--- Start EXCERPTED DATA ---

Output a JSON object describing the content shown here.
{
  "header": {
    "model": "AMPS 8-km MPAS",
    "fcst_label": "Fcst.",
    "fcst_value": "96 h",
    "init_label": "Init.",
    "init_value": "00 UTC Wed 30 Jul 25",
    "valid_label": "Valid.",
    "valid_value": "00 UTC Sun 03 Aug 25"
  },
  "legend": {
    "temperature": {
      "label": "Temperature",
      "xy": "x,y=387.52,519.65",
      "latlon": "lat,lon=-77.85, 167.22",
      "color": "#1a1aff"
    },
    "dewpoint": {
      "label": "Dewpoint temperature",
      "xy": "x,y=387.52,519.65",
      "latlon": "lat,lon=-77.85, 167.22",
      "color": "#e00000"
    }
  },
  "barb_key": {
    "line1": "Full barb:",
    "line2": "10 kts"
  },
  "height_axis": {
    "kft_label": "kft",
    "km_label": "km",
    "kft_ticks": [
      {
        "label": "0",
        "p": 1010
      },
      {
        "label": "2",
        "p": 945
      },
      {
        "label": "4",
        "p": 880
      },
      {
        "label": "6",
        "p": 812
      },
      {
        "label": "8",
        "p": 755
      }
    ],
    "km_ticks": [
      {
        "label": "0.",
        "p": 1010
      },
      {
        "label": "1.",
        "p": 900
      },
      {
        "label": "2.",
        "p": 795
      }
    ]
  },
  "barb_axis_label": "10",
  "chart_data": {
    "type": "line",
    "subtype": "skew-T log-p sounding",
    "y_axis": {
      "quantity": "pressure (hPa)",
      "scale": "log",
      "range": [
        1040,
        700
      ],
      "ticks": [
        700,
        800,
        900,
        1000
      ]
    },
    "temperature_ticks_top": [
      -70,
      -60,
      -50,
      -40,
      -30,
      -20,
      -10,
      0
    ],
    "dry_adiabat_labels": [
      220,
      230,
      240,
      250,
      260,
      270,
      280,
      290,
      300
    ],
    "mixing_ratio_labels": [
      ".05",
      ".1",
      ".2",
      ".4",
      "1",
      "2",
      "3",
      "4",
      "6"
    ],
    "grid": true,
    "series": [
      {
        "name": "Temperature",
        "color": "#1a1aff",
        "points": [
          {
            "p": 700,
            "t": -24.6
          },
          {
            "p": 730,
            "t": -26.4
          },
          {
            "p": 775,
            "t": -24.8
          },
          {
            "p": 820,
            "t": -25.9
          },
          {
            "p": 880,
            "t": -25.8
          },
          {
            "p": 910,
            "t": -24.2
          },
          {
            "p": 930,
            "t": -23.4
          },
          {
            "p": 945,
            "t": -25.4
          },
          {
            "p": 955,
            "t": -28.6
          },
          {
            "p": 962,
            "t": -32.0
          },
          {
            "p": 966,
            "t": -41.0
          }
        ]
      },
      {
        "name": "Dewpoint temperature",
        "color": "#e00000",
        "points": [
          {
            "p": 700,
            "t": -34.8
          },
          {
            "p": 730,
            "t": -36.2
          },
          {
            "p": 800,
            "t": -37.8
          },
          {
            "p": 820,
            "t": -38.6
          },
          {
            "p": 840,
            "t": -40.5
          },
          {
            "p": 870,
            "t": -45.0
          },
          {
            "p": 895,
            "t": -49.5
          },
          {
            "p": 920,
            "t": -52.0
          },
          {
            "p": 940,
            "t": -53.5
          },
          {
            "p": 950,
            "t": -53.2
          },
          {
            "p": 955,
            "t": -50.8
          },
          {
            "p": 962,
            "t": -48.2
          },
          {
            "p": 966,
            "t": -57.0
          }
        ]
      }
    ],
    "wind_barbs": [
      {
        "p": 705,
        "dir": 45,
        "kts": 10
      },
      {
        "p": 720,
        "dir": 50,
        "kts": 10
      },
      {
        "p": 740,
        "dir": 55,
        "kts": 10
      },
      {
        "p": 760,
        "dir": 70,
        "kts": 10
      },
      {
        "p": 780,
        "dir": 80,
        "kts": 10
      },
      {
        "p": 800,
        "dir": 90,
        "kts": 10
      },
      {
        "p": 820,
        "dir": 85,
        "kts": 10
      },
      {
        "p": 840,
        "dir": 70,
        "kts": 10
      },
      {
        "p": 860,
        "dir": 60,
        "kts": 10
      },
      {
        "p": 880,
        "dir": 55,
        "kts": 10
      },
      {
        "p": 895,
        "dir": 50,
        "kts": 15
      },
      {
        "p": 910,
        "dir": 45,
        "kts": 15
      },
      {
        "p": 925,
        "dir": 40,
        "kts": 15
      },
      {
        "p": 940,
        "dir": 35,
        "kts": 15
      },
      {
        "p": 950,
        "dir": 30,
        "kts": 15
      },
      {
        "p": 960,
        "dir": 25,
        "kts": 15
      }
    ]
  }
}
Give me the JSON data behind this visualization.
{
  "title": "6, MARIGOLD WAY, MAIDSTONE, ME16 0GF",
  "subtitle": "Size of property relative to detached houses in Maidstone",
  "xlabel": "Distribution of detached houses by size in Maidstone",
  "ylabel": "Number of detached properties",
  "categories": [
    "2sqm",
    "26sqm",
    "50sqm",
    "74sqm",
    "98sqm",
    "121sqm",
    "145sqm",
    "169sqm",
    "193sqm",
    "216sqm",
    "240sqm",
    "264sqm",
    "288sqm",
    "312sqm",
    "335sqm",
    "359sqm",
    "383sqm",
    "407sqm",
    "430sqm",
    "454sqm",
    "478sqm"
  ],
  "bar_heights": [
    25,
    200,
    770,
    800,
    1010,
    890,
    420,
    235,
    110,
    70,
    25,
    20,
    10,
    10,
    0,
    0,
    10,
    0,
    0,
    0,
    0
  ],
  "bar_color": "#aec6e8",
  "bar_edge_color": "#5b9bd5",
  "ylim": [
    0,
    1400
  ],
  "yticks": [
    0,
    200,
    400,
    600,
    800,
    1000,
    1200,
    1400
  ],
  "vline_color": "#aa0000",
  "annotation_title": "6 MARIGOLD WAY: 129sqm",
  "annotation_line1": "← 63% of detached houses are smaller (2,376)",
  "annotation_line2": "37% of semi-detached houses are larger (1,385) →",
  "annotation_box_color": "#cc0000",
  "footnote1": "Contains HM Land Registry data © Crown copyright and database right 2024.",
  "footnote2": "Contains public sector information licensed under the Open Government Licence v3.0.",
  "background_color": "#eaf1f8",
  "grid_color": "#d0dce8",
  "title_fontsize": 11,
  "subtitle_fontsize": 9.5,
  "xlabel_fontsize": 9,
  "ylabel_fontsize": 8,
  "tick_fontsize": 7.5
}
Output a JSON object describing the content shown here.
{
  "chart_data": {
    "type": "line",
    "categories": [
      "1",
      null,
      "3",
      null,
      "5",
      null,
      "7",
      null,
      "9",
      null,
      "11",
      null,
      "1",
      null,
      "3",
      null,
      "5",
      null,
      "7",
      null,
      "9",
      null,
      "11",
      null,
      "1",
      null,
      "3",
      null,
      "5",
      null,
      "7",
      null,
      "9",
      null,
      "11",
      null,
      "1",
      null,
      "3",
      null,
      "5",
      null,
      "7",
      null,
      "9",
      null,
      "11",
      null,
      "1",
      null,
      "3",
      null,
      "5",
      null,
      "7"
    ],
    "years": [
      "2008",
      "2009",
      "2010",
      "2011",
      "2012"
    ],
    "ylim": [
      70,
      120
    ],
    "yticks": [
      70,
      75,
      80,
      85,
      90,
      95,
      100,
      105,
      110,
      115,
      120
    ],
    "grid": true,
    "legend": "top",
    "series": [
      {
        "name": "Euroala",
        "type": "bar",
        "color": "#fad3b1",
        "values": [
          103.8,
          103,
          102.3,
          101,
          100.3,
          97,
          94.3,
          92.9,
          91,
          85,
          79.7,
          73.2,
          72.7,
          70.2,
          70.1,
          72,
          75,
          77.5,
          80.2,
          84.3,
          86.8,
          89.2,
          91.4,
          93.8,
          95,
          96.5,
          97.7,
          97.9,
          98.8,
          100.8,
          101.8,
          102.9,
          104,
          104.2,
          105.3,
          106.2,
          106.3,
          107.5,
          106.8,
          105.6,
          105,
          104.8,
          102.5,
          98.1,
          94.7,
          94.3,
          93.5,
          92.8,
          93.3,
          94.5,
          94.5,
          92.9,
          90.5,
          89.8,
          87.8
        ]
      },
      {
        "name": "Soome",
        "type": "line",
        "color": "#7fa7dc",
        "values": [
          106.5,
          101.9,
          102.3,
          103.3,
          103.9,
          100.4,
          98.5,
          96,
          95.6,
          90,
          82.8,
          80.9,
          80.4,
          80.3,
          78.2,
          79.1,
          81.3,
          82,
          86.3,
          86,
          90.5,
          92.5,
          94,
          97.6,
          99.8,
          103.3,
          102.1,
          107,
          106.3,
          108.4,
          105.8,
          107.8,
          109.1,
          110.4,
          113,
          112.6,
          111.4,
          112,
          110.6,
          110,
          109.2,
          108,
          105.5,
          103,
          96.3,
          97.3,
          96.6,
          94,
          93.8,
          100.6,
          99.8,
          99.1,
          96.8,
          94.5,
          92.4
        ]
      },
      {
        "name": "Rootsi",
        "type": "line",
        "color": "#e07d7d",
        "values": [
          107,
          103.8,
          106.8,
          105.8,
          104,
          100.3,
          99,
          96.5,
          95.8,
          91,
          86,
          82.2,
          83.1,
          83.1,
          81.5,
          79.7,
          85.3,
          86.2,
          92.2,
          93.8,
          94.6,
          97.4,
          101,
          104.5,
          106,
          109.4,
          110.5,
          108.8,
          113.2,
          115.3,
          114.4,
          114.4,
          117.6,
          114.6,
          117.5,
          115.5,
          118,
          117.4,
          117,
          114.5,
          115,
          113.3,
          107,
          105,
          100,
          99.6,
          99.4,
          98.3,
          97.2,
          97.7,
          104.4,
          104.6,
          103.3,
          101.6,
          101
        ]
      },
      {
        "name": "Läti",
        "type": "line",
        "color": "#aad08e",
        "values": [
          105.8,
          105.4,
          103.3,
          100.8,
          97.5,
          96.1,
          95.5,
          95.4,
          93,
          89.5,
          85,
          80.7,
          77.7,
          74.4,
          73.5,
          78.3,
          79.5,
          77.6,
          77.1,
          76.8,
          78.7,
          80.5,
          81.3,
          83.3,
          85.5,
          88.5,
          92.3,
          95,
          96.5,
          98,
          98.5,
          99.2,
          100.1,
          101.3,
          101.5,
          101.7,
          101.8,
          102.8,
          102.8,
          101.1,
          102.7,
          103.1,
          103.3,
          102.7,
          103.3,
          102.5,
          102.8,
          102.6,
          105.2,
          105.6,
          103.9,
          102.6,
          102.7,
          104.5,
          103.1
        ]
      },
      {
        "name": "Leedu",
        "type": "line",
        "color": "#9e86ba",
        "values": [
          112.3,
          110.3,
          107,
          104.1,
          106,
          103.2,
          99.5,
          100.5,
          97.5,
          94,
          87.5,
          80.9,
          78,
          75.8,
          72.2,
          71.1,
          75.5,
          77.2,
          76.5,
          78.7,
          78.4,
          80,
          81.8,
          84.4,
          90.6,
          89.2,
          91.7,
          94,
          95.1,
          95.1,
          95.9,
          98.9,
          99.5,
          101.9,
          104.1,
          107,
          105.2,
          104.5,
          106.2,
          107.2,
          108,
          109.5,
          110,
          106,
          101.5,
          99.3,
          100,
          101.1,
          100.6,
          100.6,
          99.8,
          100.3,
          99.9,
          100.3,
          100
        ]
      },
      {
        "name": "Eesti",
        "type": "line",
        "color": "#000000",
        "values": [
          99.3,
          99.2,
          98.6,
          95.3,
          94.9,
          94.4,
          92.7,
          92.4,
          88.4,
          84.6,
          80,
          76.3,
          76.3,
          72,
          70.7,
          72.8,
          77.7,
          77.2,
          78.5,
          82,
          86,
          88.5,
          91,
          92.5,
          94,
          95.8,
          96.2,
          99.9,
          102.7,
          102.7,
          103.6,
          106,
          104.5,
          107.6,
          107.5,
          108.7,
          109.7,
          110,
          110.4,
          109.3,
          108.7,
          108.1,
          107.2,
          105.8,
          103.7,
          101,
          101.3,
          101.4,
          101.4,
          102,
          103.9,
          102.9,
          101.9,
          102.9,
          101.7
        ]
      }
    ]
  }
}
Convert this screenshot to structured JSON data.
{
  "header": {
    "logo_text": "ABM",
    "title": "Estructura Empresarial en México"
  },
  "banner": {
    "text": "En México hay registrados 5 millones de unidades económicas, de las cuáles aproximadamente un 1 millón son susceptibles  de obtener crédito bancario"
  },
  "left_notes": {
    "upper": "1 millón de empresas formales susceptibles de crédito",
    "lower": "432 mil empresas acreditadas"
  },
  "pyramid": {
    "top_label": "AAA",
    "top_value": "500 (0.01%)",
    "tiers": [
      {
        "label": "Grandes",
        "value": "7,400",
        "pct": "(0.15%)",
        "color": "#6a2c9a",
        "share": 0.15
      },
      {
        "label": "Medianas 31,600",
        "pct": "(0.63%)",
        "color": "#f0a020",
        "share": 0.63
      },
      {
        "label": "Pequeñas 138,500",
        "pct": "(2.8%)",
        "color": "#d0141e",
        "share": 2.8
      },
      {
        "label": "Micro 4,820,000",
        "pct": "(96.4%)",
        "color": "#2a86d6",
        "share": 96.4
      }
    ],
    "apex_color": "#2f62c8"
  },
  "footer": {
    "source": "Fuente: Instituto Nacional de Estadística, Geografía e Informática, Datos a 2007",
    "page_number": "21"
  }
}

--- End EXCERPTED DATA ---

PROMPT:
Reply with the number of lines in the material above that contain "JSON", and nothing more.

WORKED SOLUTION:
4